● **GIVEN TASK**: Copy every record below exactly.

+++

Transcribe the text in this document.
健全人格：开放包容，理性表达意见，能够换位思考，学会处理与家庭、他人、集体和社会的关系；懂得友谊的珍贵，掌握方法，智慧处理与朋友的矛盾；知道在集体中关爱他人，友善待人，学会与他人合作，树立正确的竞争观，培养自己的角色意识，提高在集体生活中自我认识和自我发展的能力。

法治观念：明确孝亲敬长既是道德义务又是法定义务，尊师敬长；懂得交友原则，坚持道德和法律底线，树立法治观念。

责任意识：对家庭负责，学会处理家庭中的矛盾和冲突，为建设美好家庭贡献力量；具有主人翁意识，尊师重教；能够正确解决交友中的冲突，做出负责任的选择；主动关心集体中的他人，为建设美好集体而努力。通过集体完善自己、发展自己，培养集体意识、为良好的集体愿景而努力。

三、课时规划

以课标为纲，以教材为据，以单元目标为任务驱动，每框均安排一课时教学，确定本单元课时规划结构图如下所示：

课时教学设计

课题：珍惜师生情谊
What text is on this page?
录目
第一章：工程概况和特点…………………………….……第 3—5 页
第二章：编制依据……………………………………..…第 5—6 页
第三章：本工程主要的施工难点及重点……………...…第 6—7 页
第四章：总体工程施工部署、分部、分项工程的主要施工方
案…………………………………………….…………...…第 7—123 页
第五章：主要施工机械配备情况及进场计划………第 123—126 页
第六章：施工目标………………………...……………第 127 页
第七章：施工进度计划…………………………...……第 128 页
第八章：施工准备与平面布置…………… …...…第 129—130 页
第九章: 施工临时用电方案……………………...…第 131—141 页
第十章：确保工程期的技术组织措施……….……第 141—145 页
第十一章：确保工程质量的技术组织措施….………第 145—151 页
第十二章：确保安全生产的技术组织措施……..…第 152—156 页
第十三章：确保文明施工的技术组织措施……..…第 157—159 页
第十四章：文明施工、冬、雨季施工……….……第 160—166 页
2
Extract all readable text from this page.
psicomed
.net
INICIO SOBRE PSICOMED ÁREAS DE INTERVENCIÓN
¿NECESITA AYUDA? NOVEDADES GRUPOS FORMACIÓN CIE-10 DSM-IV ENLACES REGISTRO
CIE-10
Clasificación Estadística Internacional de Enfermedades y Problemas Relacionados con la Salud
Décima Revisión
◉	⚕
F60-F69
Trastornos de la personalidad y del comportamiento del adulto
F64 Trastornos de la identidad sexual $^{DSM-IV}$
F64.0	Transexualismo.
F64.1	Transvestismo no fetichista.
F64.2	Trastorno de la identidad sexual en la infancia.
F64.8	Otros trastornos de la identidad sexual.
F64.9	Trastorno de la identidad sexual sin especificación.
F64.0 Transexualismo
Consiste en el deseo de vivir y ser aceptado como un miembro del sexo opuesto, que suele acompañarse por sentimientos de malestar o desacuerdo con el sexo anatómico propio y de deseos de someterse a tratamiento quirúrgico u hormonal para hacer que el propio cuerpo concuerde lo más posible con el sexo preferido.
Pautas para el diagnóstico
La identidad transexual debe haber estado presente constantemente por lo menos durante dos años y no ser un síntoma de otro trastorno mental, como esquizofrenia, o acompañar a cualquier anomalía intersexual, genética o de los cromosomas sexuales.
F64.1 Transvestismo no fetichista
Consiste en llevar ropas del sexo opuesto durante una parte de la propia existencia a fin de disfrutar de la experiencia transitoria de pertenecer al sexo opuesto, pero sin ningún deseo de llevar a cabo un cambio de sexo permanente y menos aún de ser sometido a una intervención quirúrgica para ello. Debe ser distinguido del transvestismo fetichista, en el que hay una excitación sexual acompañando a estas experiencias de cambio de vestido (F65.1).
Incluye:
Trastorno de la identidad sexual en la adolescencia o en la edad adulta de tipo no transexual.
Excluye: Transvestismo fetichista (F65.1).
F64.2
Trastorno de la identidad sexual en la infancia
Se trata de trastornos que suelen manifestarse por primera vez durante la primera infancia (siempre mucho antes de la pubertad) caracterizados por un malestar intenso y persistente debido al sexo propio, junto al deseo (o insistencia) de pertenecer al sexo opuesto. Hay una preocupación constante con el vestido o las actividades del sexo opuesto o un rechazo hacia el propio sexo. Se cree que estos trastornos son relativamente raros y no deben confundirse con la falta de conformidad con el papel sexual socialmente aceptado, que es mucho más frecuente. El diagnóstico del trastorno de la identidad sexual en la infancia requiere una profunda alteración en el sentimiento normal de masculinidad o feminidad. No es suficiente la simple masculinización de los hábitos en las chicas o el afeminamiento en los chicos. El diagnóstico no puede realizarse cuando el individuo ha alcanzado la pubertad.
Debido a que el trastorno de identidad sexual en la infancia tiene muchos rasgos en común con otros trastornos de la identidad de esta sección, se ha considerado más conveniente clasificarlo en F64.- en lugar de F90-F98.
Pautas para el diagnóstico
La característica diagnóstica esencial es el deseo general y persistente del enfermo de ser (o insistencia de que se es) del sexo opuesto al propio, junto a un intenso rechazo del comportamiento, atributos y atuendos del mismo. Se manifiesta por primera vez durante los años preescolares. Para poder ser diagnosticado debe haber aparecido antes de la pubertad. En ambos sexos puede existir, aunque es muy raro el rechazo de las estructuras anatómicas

+++

● **EXERCISE OUTPUT**:
Transcribe the text in this document.
健全人格：开放包容，理性表达意见，能够换位思考，学会处理与家庭、他人、集体和社会的关系；懂得友谊的珍贵，掌握方法，智慧处理与朋友的矛盾；知道在集体中关爱他人，友善待人，学会与他人合作，树立正确的竞争观，培养自己的角色意识，提高在集体生活中自我认识和自我发展的能力。

法治观念：明确孝亲敬长既是道德义务又是法定义务，尊师敬长；懂得交友原则，坚持道德和法律底线，树立法治观念。

责任意识：对家庭负责，学会处理家庭中的矛盾和冲突，为建设美好家庭贡献力量；具有主人翁意识，尊师重教；能够正确解决交友中的冲突，做出负责任的选择；主动关心集体中的他人，为建设美好集体而努力。通过集体完善自己、发展自己，培养集体意识、为良好的集体愿景而努力。

三、课时规划

以课标为纲，以教材为据，以单元目标为任务驱动，每框均安排一课时教学，确定本单元课时规划结构图如下所示：

课时教学设计

课题：珍惜师生情谊
What text is on this page?
录目
第一章：工程概况和特点…………………………….……第 3—5 页
第二章：编制依据……………………………………..…第 5—6 页
第三章：本工程主要的施工难点及重点……………...…第 6—7 页
第四章：总体工程施工部署、分部、分项工程的主要施工方
案…………………………………………….…………...…第 7—123 页
第五章：主要施工机械配备情况及进场计划………第 123—126 页
第六章：施工目标………………………...……………第 127 页
第七章：施工进度计划…………………………...……第 128 页
第八章：施工准备与平面布置…………… …...…第 129—130 页
第九章: 施工临时用电方案……………………...…第 131—141 页
第十章：确保工程期的技术组织措施……….……第 141—145 页
第十一章：确保工程质量的技术组织措施….………第 145—151 页
第十二章：确保安全生产的技术组织措施……..…第 152—156 页
第十三章：确保文明施工的技术组织措施……..…第 157—159 页
第十四章：文明施工、冬、雨季施工……….……第 160—166 页
2
Extract all readable text from this page.
psicomed
.net
INICIO SOBRE PSICOMED ÁREAS DE INTERVENCIÓN
¿NECESITA AYUDA? NOVEDADES GRUPOS FORMACIÓN CIE-10 DSM-IV ENLACES REGISTRO
CIE-10
Clasificación Estadística Internacional de Enfermedades y Problemas Relacionados con la Salud
Décima Revisión
◉	⚕
F60-F69
Trastornos de la personalidad y del comportamiento del adulto
F64 Trastornos de la identidad sexual $^{DSM-IV}$
F64.0	Transexualismo.
F64.1	Transvestismo no fetichista.
F64.2	Trastorno de la identidad sexual en la infancia.
F64.8	Otros trastornos de la identidad sexual.
F64.9	Trastorno de la identidad sexual sin especificación.
F64.0 Transexualismo
Consiste en el deseo de vivir y ser aceptado como un miembro del sexo opuesto, que suele acompañarse por sentimientos de malestar o desacuerdo con el sexo anatómico propio y de deseos de someterse a tratamiento quirúrgico u hormonal para hacer que el propio cuerpo concuerde lo más posible con el sexo preferido.
Pautas para el diagnóstico
La identidad transexual debe haber estado presente constantemente por lo menos durante dos años y no ser un síntoma de otro trastorno mental, como esquizofrenia, o acompañar a cualquier anomalía intersexual, genética o de los cromosomas sexuales.
F64.1 Transvestismo no fetichista
Consiste en llevar ropas del sexo opuesto durante una parte de la propia existencia a fin de disfrutar de la experiencia transitoria de pertenecer al sexo opuesto, pero sin ningún deseo de llevar a cabo un cambio de sexo permanente y menos aún de ser sometido a una intervención quirúrgica para ello. Debe ser distinguido del transvestismo fetichista, en el que hay una excitación sexual acompañando a estas experiencias de cambio de vestido (F65.1).
Incluye:
Trastorno de la identidad sexual en la adolescencia o en la edad adulta de tipo no transexual.
Excluye: Transvestismo fetichista (F65.1).
F64.2
Trastorno de la identidad sexual en la infancia
Se trata de trastornos que suelen manifestarse por primera vez durante la primera infancia (siempre mucho antes de la pubertad) caracterizados por un malestar intenso y persistente debido al sexo propio, junto al deseo (o insistencia) de pertenecer al sexo opuesto. Hay una preocupación constante con el vestido o las actividades del sexo opuesto o un rechazo hacia el propio sexo. Se cree que estos trastornos son relativamente raros y no deben confundirse con la falta de conformidad con el papel sexual socialmente aceptado, que es mucho más frecuente. El diagnóstico del trastorno de la identidad sexual en la infancia requiere una profunda alteración en el sentimiento normal de masculinidad o feminidad. No es suficiente la simple masculinización de los hábitos en las chicas o el afeminamiento en los chicos. El diagnóstico no puede realizarse cuando el individuo ha alcanzado la pubertad.
Debido a que el trastorno de identidad sexual en la infancia tiene muchos rasgos en común con otros trastornos de la identidad de esta sección, se ha considerado más conveniente clasificarlo en F64.- en lugar de F90-F98.
Pautas para el diagnóstico
La característica diagnóstica esencial es el deseo general y persistente del enfermo de ser (o insistencia de que se es) del sexo opuesto al propio, junto a un intenso rechazo del comportamiento, atributos y atuendos del mismo. Se manifiesta por primera vez durante los años preescolares. Para poder ser diagnosticado debe haber aparecido antes de la pubertad. En ambos sexos puede existir, aunque es muy raro el rechazo de las estructuras anatómicas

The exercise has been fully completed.